— begin Record excerpts —
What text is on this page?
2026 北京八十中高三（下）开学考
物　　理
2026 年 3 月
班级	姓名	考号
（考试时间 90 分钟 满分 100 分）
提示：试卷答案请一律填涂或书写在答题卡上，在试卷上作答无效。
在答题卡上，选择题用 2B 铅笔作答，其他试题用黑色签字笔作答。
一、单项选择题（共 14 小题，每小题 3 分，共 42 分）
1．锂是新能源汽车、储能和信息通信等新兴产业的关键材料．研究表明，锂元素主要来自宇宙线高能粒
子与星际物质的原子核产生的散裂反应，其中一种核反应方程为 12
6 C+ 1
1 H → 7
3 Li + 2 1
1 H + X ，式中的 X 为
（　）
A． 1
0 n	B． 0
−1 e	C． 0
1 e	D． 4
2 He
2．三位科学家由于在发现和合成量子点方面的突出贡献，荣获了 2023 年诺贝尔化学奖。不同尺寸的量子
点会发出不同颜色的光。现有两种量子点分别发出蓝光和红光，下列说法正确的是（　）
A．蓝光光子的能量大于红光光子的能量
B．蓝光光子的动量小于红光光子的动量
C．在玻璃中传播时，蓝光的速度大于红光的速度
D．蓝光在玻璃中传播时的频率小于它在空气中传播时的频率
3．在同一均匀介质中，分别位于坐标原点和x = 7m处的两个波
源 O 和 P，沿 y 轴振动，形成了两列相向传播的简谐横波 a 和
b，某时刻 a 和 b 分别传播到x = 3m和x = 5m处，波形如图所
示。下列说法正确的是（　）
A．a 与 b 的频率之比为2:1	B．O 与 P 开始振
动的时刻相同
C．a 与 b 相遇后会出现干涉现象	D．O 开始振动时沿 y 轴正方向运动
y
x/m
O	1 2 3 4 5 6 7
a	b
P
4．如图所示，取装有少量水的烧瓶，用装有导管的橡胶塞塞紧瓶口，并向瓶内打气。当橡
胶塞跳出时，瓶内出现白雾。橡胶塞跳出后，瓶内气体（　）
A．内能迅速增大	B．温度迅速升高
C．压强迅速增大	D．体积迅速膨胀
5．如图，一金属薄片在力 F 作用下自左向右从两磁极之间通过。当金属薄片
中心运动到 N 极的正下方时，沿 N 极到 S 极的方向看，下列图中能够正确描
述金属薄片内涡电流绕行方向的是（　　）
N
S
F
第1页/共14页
— end Record excerpts —
**To do:**
Print the complete listing again, exactly as it stands.

**Result below:**
What text is on this page?
2026 北京八十中高三（下）开学考
物　　理
2026 年 3 月
班级	姓名	考号
（考试时间 90 分钟 满分 100 分）
提示：试卷答案请一律填涂或书写在答题卡上，在试卷上作答无效。
在答题卡上，选择题用 2B 铅笔作答，其他试题用黑色签字笔作答。
一、单项选择题（共 14 小题，每小题 3 分，共 42 分）
1．锂是新能源汽车、储能和信息通信等新兴产业的关键材料．研究表明，锂元素主要来自宇宙线高能粒
子与星际物质的原子核产生的散裂反应，其中一种核反应方程为 12
6 C+ 1
1 H → 7
3 Li + 2 1
1 H + X ，式中的 X 为
（　）
A． 1
0 n	B． 0
−1 e	C． 0
1 e	D． 4
2 He
2．三位科学家由于在发现和合成量子点方面的突出贡献，荣获了 2023 年诺贝尔化学奖。不同尺寸的量子
点会发出不同颜色的光。现有两种量子点分别发出蓝光和红光，下列说法正确的是（　）
A．蓝光光子的能量大于红光光子的能量
B．蓝光光子的动量小于红光光子的动量
C．在玻璃中传播时，蓝光的速度大于红光的速度
D．蓝光在玻璃中传播时的频率小于它在空气中传播时的频率
3．在同一均匀介质中，分别位于坐标原点和x = 7m处的两个波
源 O 和 P，沿 y 轴振动，形成了两列相向传播的简谐横波 a 和
b，某时刻 a 和 b 分别传播到x = 3m和x = 5m处，波形如图所
示。下列说法正确的是（　）
A．a 与 b 的频率之比为2:1	B．O 与 P 开始振
动的时刻相同
C．a 与 b 相遇后会出现干涉现象	D．O 开始振动时沿 y 轴正方向运动
y
x/m
O	1 2 3 4 5 6 7
a	b
P
4．如图所示，取装有少量水的烧瓶，用装有导管的橡胶塞塞紧瓶口，并向瓶内打气。当橡
胶塞跳出时，瓶内出现白雾。橡胶塞跳出后，瓶内气体（　）
A．内能迅速增大	B．温度迅速升高
C．压强迅速增大	D．体积迅速膨胀
5．如图，一金属薄片在力 F 作用下自左向右从两磁极之间通过。当金属薄片
中心运动到 N 极的正下方时，沿 N 极到 S 极的方向看，下列图中能够正确描
述金属薄片内涡电流绕行方向的是（　　）
N
S
F
第1页/共14页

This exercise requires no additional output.